→ **EXTRAIT DU DOCUMENT**
··········

Les débats parlementaires en cours sur le projet de loi relatif à la transition énergétique pour la croissance verte sont particulièrement intéressants en ce qu'ils démontrent que le débat sur le nucléaire évolue sensiblement. Ce qui est sans doute dû au fait que la question la plus débattue n'est plus tout à fait la même. Mais aussi que les personnes qui débattent ne sont pas non plus les mêmes.
Depuis le lancement du programme électro-nucléaire français, le débat sur le nucléaire dépassait de loin le clivage droite/gauche et s'organisait principalement sur la question de la sûreté et de la sécurité. En schématisant, la sécurité de l'approvisionnement était opposée à l'insécurité du fonctionnement.
Très récemment encore, le Parlement a pu redire sa confiance dans ce programme. Ainsi, l'article 4 de la loi n° 2005-781 du 13 juillet 2005 de programme fixant les orientations de la politique énergétique, dispose :
"L'Etat veille à conserver, dans la production électrique française, une part importante de production d'origine nucléaire qui concourt à la sécurité d'approvisionnement, à l'indépendance énergétique, à la compétitivité, à la lutte contre l'effet de serre et au rayonnement d'une filière industrielle d'excellence, même si, à l'avenir, il fait reposer, à côté du nucléaire, la production d'électricité sur une part croissante d'énergies renouvelables et, pour répondre aux pointes de consommation, sur le maintien du potentiel de production hydroélectrique et sur les centrales thermiques."

··········

→ **MATÉRIEL FOURNI**
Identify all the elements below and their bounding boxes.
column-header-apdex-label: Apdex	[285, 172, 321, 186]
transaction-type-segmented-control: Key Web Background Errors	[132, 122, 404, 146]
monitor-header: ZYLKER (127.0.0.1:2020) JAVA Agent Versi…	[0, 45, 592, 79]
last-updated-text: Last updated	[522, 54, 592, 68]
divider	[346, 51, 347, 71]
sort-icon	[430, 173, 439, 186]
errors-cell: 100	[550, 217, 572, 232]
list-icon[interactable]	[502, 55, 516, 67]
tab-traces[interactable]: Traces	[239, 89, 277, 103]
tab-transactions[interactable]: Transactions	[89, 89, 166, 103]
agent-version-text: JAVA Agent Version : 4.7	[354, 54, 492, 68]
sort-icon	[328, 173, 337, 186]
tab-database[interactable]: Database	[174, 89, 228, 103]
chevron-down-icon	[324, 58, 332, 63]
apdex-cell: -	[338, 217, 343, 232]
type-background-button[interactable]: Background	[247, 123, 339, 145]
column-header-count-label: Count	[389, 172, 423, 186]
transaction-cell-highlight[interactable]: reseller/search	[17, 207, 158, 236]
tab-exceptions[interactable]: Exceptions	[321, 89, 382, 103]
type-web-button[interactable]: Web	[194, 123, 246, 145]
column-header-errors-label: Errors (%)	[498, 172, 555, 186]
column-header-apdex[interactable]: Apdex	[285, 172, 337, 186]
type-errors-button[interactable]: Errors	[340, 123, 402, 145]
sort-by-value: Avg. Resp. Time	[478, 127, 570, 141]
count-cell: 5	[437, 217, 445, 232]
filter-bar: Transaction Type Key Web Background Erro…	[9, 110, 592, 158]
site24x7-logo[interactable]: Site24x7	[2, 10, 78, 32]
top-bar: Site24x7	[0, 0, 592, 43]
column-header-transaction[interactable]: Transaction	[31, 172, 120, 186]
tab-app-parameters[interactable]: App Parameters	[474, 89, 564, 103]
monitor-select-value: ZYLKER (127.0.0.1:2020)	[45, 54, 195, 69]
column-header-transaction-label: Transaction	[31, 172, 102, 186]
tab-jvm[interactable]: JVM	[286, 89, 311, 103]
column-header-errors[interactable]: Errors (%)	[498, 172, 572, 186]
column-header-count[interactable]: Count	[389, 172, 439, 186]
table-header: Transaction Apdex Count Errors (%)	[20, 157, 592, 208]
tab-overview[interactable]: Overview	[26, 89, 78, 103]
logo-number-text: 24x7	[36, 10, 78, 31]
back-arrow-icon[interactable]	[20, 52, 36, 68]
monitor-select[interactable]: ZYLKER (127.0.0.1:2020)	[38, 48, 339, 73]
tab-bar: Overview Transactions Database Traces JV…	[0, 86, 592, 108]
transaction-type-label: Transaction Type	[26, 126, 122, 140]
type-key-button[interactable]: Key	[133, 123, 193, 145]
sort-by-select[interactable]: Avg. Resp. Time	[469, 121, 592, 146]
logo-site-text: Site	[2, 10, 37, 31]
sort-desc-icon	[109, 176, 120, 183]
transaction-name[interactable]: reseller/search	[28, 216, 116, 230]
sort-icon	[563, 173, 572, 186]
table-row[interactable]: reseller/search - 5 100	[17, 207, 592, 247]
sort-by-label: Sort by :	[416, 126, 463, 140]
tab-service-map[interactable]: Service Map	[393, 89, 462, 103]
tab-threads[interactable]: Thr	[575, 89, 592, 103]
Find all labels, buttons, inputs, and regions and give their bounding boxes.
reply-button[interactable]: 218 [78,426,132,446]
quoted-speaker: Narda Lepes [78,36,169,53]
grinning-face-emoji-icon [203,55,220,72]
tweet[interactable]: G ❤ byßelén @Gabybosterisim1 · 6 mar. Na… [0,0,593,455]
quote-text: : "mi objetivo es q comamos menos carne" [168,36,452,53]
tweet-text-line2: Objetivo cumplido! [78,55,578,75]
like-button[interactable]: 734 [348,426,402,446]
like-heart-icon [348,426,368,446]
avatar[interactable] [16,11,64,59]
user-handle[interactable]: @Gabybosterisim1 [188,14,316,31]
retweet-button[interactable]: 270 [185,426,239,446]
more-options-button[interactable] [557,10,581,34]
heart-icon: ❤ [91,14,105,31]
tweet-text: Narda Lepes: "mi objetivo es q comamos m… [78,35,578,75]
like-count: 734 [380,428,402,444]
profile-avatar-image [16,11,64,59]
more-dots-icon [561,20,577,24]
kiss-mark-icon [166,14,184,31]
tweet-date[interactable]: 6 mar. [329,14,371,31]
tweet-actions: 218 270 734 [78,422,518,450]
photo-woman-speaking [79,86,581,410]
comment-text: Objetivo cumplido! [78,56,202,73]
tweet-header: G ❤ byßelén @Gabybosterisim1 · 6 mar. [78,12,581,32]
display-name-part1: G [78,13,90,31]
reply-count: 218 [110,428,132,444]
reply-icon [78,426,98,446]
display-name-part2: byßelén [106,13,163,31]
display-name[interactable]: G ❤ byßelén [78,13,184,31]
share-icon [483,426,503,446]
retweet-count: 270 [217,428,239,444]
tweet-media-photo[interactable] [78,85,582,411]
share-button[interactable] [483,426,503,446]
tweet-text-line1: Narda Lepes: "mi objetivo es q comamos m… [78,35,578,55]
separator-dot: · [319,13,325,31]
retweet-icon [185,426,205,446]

··········

→ **CONSIGNE 1**
D'après l'extrait sur le débat nucléaire, sur quelle question ce débat s'organisait-il principalement depuis le lancement du programme électro-nucléaire français ?
→ **CONSIGNE 2**
Recopiez le passage de l'extrait sur le débat nucléaire qui commence à « Les débats parlementaires » et se termine à « plus les mêmes. ».
→ **CONSIGNE 3**
Poursuivez le texte sur le débat parlementaire autour du nucléaire à partir de l'endroit où il s'arrête.

→ **RÉSULTAT 1**
Sur la question de la sûreté et de la sécurité.

→ **RÉSULTAT 2**
Les débats parlementaires en cours sur le projet de loi relatif à la transition énergétique pour la croissance verte sont particulièrement intéressants en ce qu'ils démontrent que le débat sur le nucléaire évolue sensiblement. Ce qui est sans doute dû au fait que la question la plus débattue n'est plus tout à fait la même. Mais aussi que les personnes qui débattent ne sont pas non plus les mêmes.

→ **RÉSULTAT 3**
Cet article est intéressant car il intègre un nouvel argument des partisans du nucléaire : il s'agirait d'une énergie "décarbonée", utile pour réduire les émissions de gaz à effet de serre à l'origine du changement climatique.
Depuis 2005, les termes et conditions du débat sur le nucléaire ont considérablement évolué. Certes, le nucléaire suscite encore bien des passions et nul doute que des députés s'exprimeront avec lyrisme, dans l'hémicycle, la semaine prochaine pour défendre ou pourfendre l'atome.
Un notion nouvelle est cependant apparue et tend à modifier le débat : celle du "mur des investissements". La production d'électricité nucléaire pose aujourd'hui la question de ce "mur" à franchir. Une notion (dont le contenu varie parfois en fonction des personnes) qui renvoie aux investissements à réaliser pour prolonger la durée de vie des réacteurs. Nonobstant, le montant des investissements à réaliser pour mettre à l'arrêt et démanteler d'autres réacteurs.
C'est ainsi que la question du coût du nucléaire est progressivement devenue centrale.
Désormais, parmi les responsables politiques, plus grand monde ne remet en cause véritablement l'objectif de réduction de la part du nucléaire dans la production d'électricité. La question a un peu changé et le débat s'est déplacé : le débat ne porte plus fondamentalement sur l'objectif de réduction lui-même mais sur les moyens et la vitesse pour y parvenir.
L'idée que la part du nucléaire va se réduire se diffuse. L'idée que le nucléaire représente l'avenir énergétique de la France se dissipe.
A ce titre, il est particulièrement intéressant de lire le compte rendu des débats entre les députés membres de la Commission spéciale en charge de l'examen de ce projet de loi.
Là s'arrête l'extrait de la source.